begin

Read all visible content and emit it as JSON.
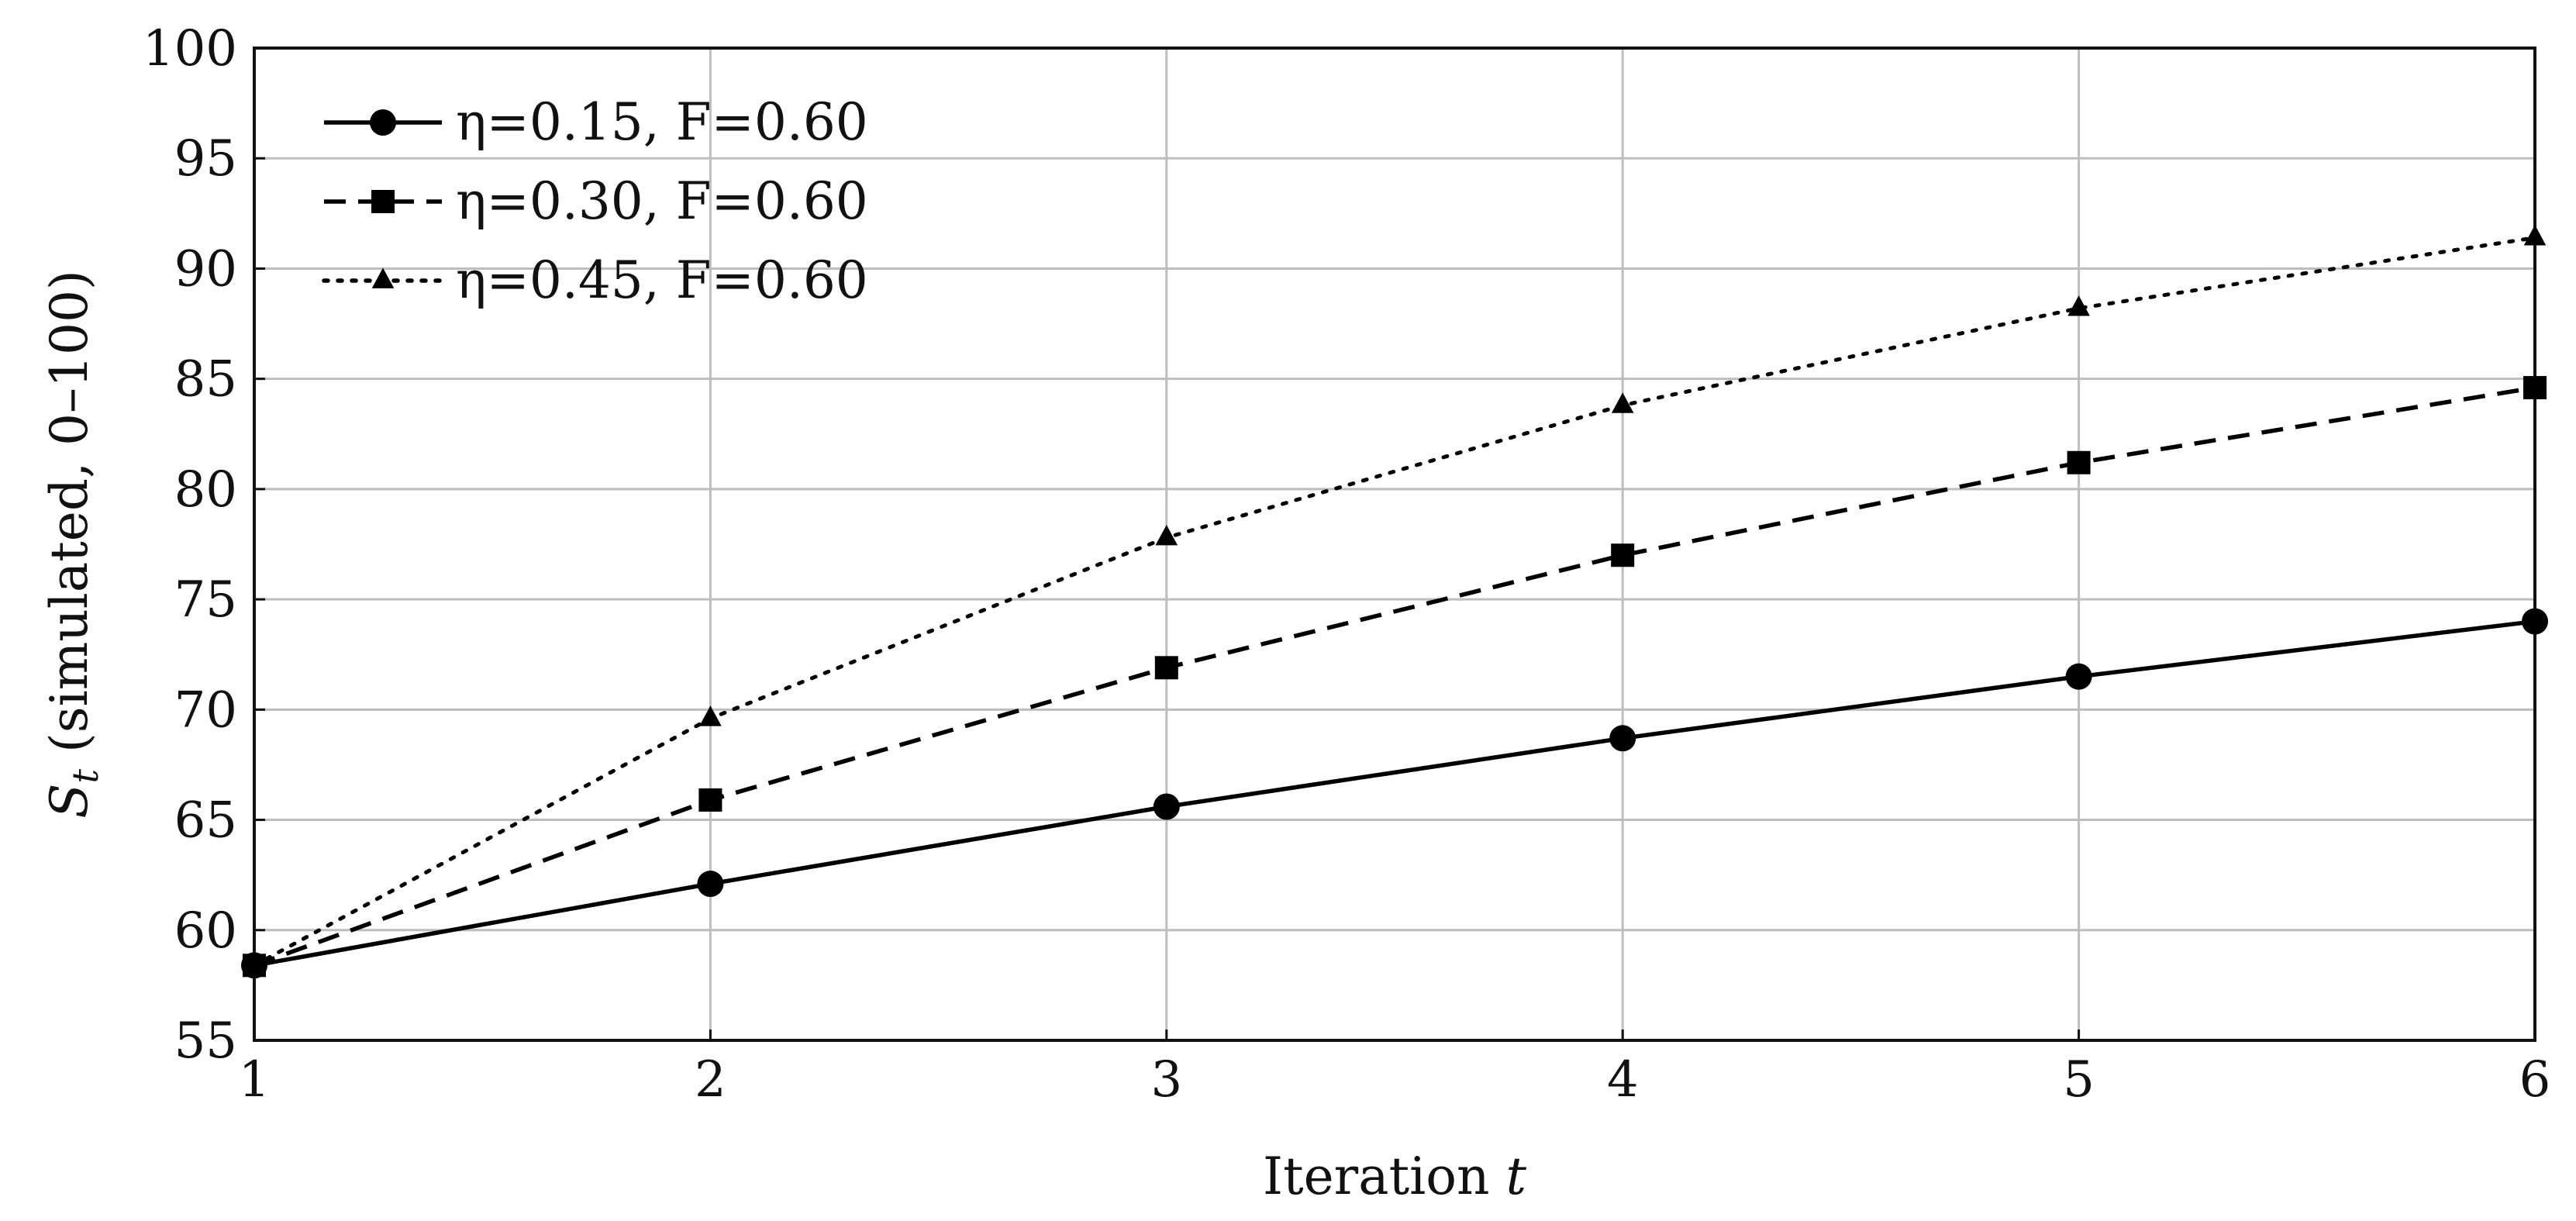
{
  "chart_data": {
    "type": "line",
    "title": "",
    "xlabel": "Iteration t",
    "ylabel": "S_t (simulated, 0–100)",
    "xlim": [
      1,
      6
    ],
    "ylim": [
      55,
      100
    ],
    "x": [
      1,
      2,
      3,
      4,
      5,
      6
    ],
    "xticks": [
      "1",
      "2",
      "3",
      "4",
      "5",
      "6"
    ],
    "yticks": [
      "55",
      "60",
      "65",
      "70",
      "75",
      "80",
      "85",
      "90",
      "95",
      "100"
    ],
    "grid": true,
    "legend_position": "top-left",
    "series": [
      {
        "name": "η=0.15, F=0.60",
        "values": [
          58.4,
          62.1,
          65.6,
          68.7,
          71.5,
          74.0
        ],
        "line_style": "solid",
        "marker": "circle",
        "color": "#000000"
      },
      {
        "name": "η=0.30, F=0.60",
        "values": [
          58.4,
          65.9,
          71.9,
          77.0,
          81.2,
          84.6
        ],
        "line_style": "dashed",
        "marker": "square",
        "color": "#000000"
      },
      {
        "name": "η=0.45, F=0.60",
        "values": [
          58.4,
          69.6,
          77.8,
          83.8,
          88.2,
          91.4
        ],
        "line_style": "dotted",
        "marker": "triangle",
        "color": "#000000"
      }
    ]
  }
}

end

→ Written request
Select, from the listing, all lines that include the word "marker".

→ Final answer
        "marker": "circle",
        "marker": "square",
        "marker": "triangle",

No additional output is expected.